_WHAT NEEDS TO BE DONE_.
Look at each line of the records and count those with "屋顶冷却塔平面布置图" in them. Please answer with the count alone.

_THE INPUT_.
-- START --

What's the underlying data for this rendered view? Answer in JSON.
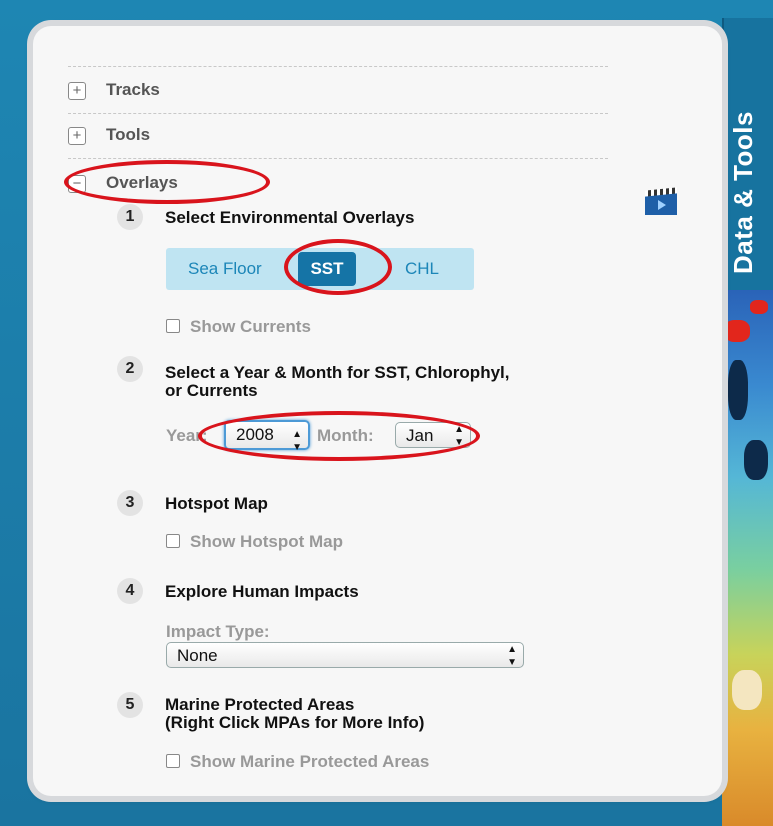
{
  "side_tab": {
    "label": "Data & Tools"
  },
  "sections": {
    "tracks": {
      "toggle": "+",
      "label": "Tracks"
    },
    "tools": {
      "toggle": "+",
      "label": "Tools"
    },
    "overlays": {
      "toggle": "−",
      "label": "Overlays"
    }
  },
  "steps": [
    {
      "number": "1",
      "title": "Select Environmental Overlays"
    },
    {
      "number": "2",
      "title_line1": "Select a Year & Month for SST, Chlorophyl,",
      "title_line2": "or Currents"
    },
    {
      "number": "3",
      "title": "Hotspot Map"
    },
    {
      "number": "4",
      "title": "Explore Human Impacts"
    },
    {
      "number": "5",
      "title_line1": "Marine Protected Areas",
      "title_line2": "(Right Click MPAs for More Info)"
    }
  ],
  "overlay_toggle": {
    "options": [
      "Sea Floor",
      "SST",
      "CHL"
    ],
    "selected": "SST"
  },
  "checkboxes": {
    "show_currents": "Show Currents",
    "show_hotspot_map": "Show Hotspot Map",
    "show_mpas": "Show Marine Protected Areas"
  },
  "date_select": {
    "year_label": "Year:",
    "year_value": "2008",
    "month_label": "Month:",
    "month_value": "Jan"
  },
  "impact": {
    "label": "Impact Type:",
    "value": "None"
  },
  "icons": {
    "video": "video-clip-icon"
  },
  "colors": {
    "accent": "#1574a6",
    "annotation": "#d9141c",
    "segment_bg": "#bfe4f2"
  }
}
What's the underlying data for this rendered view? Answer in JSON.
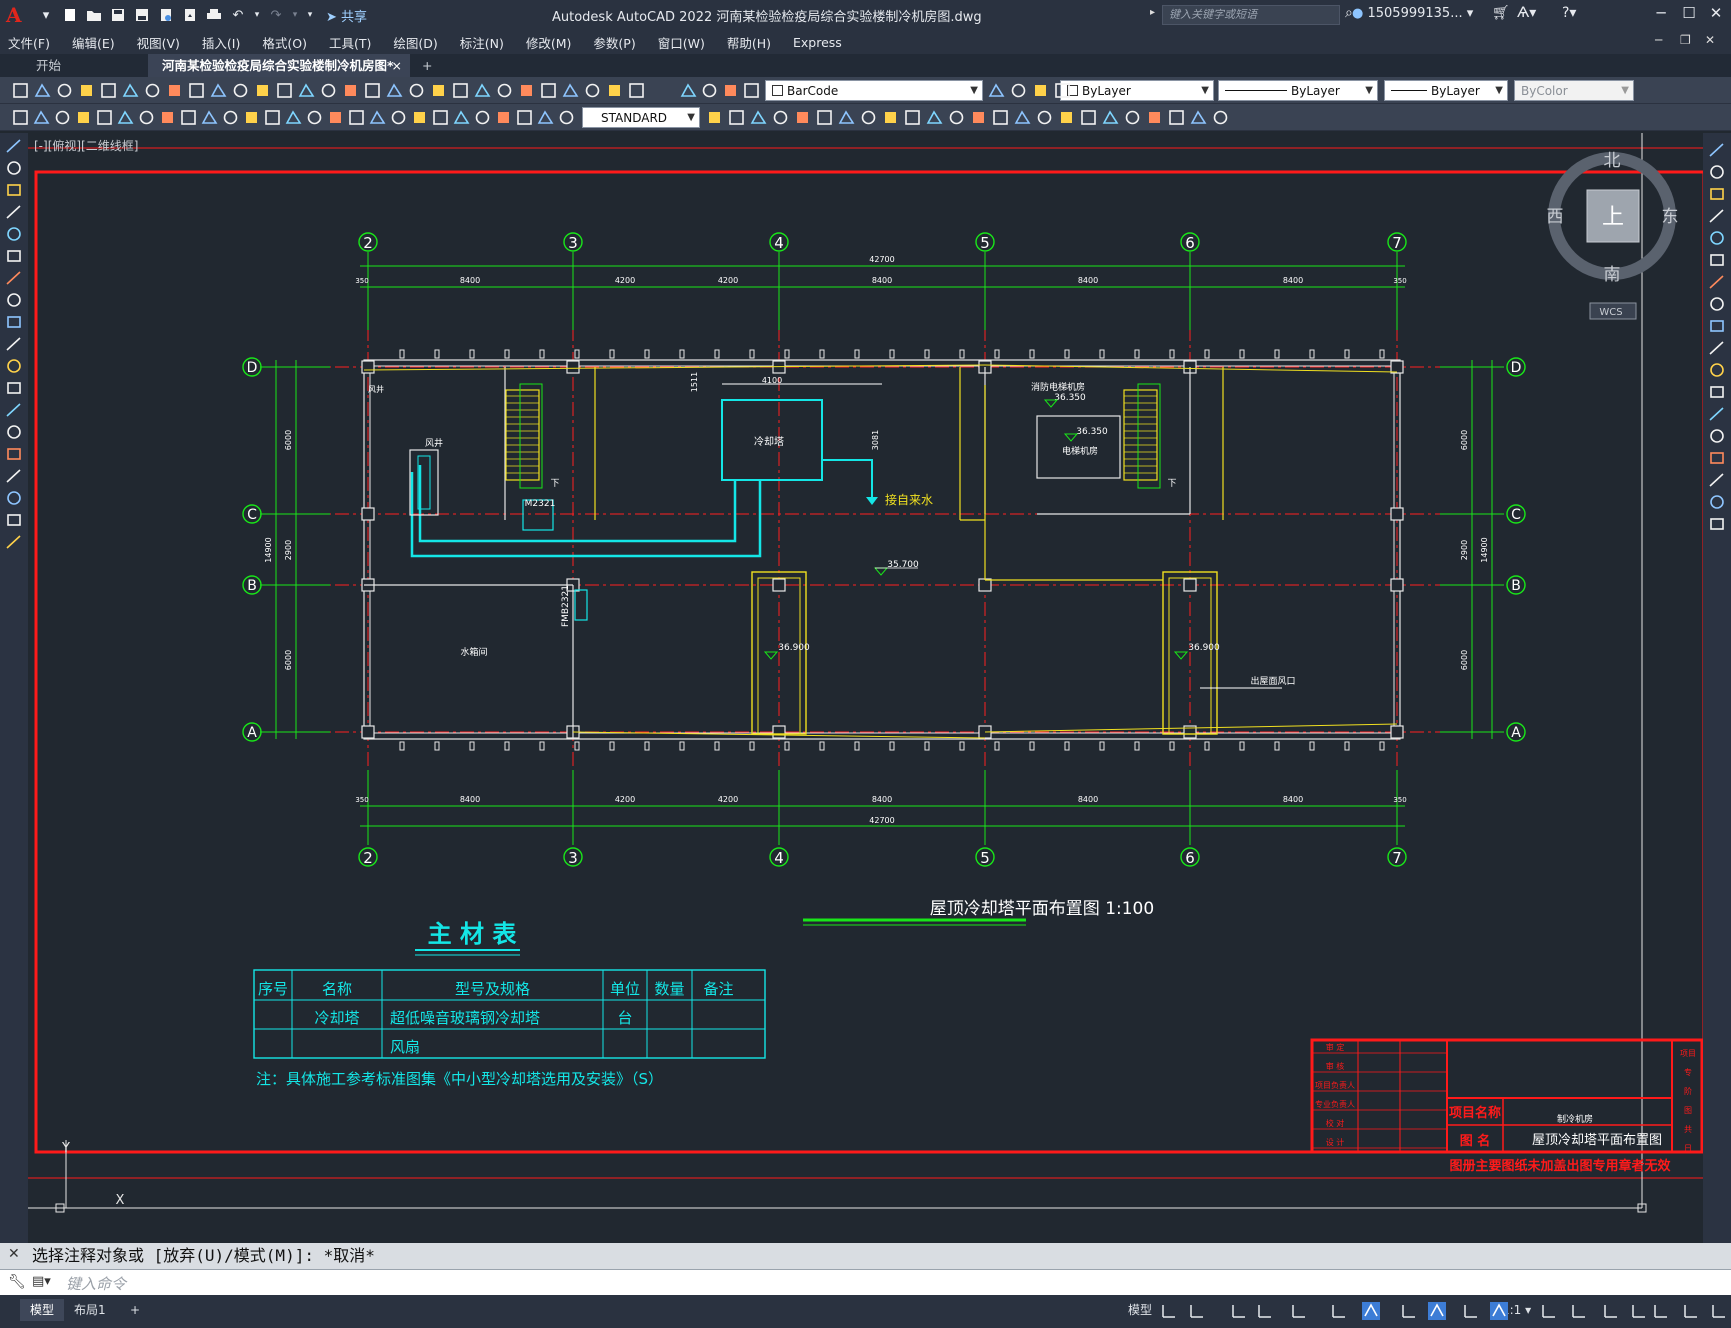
{
  "app": {
    "title": "Autodesk AutoCAD 2022    河南某检验检疫局综合实验楼制冷机房图.dwg",
    "share_label": "共享",
    "search_placeholder": "键入关键字或短语",
    "user_name": "1505999135...",
    "logo_letter": "A"
  },
  "menu": [
    "文件(F)",
    "编辑(E)",
    "视图(V)",
    "插入(I)",
    "格式(O)",
    "工具(T)",
    "绘图(D)",
    "标注(N)",
    "修改(M)",
    "参数(P)",
    "窗口(W)",
    "帮助(H)",
    "Express"
  ],
  "tabs": {
    "start": "开始",
    "drawing": "河南某检验检疫局综合实验楼制冷机房图*",
    "close": "×",
    "add": "+"
  },
  "toolbar": {
    "layer_value": "BarCode",
    "color_value": "ByLayer",
    "linetype_value": "ByLayer",
    "lineweight_value": "ByLayer",
    "plotstyle_value": "ByColor",
    "textstyle_value": "STANDARD"
  },
  "viewport": {
    "label": "[-][俯视][二维线框]",
    "viewcube_top": "上",
    "north": "北",
    "south": "南",
    "east": "东",
    "west": "西",
    "wcs": "WCS"
  },
  "drawing": {
    "grid_cols": [
      "2",
      "3",
      "4",
      "5",
      "6",
      "7"
    ],
    "grid_rows": [
      "D",
      "C",
      "B",
      "A"
    ],
    "dims_top": [
      "8400",
      "4200",
      "4200",
      "8400",
      "8400",
      "8400"
    ],
    "dim_total": "42700",
    "dim_edge": "350",
    "dims_left": [
      "6000",
      "2900",
      "6000"
    ],
    "dim_left_total": "14900",
    "room_labels": {
      "fengjing": "风井",
      "fengjing2": "风井",
      "cooling_tower": "冷却塔",
      "water_supply": "接自来水",
      "fire_elevator": "消防电梯机房",
      "elevator": "电梯机房",
      "water_tank": "水箱间",
      "roof_vent": "出屋面风口",
      "door1": "M2321",
      "door2": "FMB2321",
      "down1": "下",
      "down2": "下"
    },
    "elevations": [
      "36.350",
      "36.350",
      "35.700",
      "36.900",
      "36.900"
    ],
    "cooling_dims": [
      "4100",
      "1511",
      "3081"
    ],
    "plan_title": "屋顶冷却塔平面布置图  1:100"
  },
  "material_table": {
    "title": "主 材 表",
    "headers": [
      "序号",
      "名称",
      "型号及规格",
      "单位",
      "数量",
      "备注"
    ],
    "rows": [
      [
        "",
        "冷却塔",
        "超低噪音玻璃钢冷却塔",
        "台",
        "",
        ""
      ],
      [
        "",
        "",
        "风扇",
        "",
        "",
        ""
      ]
    ],
    "note": "注：具体施工参考标准图集《中小型冷却塔选用及安装》（S）"
  },
  "title_block": {
    "project_name_label": "项目名称",
    "project_name_value": "制冷机房",
    "drawing_name_label": "图    名",
    "drawing_name_value": "屋顶冷却塔平面布置图",
    "warning": "图册主要图纸未加盖出图专用章者无效",
    "roles": [
      "审  定",
      "审  核",
      "项目负责人",
      "专业负责人",
      "校  对",
      "设  计"
    ],
    "right_labels": [
      "项目",
      "专",
      "阶",
      "图",
      "共",
      "日"
    ]
  },
  "command": {
    "history": "选择注释对象或 [放弃(U)/模式(M)]: *取消*",
    "placeholder": "键入命令"
  },
  "status": {
    "model_tab": "模型",
    "layout_tab": "布局1",
    "add_tab": "+",
    "model_space": "模型",
    "scale": "1:1"
  },
  "colors": {
    "grid_red": "#ff2020",
    "grid_green": "#19e619",
    "wall": "#e6e6e6",
    "cyan": "#14e6e6",
    "yellow": "#f0e020",
    "frame_red": "#ff1a1a"
  }
}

-- END --

_RESPONSE_.
2